Records from a dataset -
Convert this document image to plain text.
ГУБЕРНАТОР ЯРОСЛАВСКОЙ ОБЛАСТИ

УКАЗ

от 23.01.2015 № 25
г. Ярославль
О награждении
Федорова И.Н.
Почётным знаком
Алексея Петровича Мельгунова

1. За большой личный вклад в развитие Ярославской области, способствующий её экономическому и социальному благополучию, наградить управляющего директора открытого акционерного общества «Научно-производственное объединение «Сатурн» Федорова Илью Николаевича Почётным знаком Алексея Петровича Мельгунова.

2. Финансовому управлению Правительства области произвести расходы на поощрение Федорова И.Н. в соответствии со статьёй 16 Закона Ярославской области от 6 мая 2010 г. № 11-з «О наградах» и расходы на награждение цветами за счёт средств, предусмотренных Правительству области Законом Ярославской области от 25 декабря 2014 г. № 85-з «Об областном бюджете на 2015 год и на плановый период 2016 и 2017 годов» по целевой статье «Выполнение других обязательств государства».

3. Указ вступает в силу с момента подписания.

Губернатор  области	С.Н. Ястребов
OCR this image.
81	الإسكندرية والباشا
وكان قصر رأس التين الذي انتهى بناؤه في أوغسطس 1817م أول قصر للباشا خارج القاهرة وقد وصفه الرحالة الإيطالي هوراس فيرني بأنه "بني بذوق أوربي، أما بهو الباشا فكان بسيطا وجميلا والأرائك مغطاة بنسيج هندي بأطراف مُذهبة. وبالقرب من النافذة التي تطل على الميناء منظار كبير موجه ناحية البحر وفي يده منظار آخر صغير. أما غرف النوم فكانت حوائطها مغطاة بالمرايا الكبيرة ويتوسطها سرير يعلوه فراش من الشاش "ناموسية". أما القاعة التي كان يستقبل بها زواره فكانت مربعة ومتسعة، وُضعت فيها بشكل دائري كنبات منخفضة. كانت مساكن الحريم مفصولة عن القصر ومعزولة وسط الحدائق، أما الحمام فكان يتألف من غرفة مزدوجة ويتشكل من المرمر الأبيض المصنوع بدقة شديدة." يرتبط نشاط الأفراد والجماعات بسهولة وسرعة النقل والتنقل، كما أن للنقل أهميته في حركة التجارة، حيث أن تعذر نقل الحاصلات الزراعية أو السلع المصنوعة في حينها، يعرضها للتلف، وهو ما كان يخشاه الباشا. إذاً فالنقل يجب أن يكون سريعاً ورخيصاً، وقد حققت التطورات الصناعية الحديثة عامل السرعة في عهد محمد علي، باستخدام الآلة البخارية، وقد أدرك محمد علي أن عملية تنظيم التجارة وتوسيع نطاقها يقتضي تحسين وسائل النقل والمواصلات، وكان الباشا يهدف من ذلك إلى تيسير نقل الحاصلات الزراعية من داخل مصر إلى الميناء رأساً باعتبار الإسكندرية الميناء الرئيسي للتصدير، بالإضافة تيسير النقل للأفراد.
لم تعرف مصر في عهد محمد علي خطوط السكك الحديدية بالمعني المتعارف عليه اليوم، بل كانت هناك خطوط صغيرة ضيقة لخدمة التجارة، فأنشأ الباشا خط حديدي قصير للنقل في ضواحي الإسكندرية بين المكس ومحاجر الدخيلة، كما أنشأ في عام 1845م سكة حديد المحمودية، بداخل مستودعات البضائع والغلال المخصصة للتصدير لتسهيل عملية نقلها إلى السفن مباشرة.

...

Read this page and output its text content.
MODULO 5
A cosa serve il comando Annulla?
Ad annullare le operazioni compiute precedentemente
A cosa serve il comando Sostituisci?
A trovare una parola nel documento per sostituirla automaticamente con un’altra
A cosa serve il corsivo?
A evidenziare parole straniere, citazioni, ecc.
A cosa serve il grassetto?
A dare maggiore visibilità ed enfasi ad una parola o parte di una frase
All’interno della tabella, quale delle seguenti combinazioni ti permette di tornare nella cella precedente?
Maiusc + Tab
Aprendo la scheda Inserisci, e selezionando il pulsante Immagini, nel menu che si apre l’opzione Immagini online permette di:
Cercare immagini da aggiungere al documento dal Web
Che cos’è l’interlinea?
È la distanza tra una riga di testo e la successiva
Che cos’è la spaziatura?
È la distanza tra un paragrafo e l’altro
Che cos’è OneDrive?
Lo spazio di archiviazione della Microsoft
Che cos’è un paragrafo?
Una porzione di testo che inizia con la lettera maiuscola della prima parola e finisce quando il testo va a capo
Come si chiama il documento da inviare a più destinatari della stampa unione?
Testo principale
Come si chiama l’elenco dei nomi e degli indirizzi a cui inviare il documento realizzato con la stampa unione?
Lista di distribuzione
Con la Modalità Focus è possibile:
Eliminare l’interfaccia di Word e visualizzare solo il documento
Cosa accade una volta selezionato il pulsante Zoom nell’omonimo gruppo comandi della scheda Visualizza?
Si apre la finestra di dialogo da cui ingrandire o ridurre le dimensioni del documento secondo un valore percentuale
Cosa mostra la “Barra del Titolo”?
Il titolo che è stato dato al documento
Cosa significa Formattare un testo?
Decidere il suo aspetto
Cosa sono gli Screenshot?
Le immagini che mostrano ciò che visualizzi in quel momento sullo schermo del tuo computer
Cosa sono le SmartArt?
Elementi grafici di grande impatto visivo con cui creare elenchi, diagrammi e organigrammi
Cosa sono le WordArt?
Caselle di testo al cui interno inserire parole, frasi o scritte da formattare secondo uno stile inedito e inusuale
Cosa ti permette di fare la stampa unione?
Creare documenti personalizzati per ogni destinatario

Problem to work on - Take every line from the data above that holds "Мельгунова" and copy it out.

Written reply -
Алексея Петровича Мельгунова
1. За большой личный вклад в развитие Ярославской области, способствующий её экономическому и социальному благополучию, наградить управляющего директора открытого акционерного общества «Научно-производственное объединение «Сатурн» Федорова Илью Николаевича Почётным знаком Алексея Петровича Мельгунова.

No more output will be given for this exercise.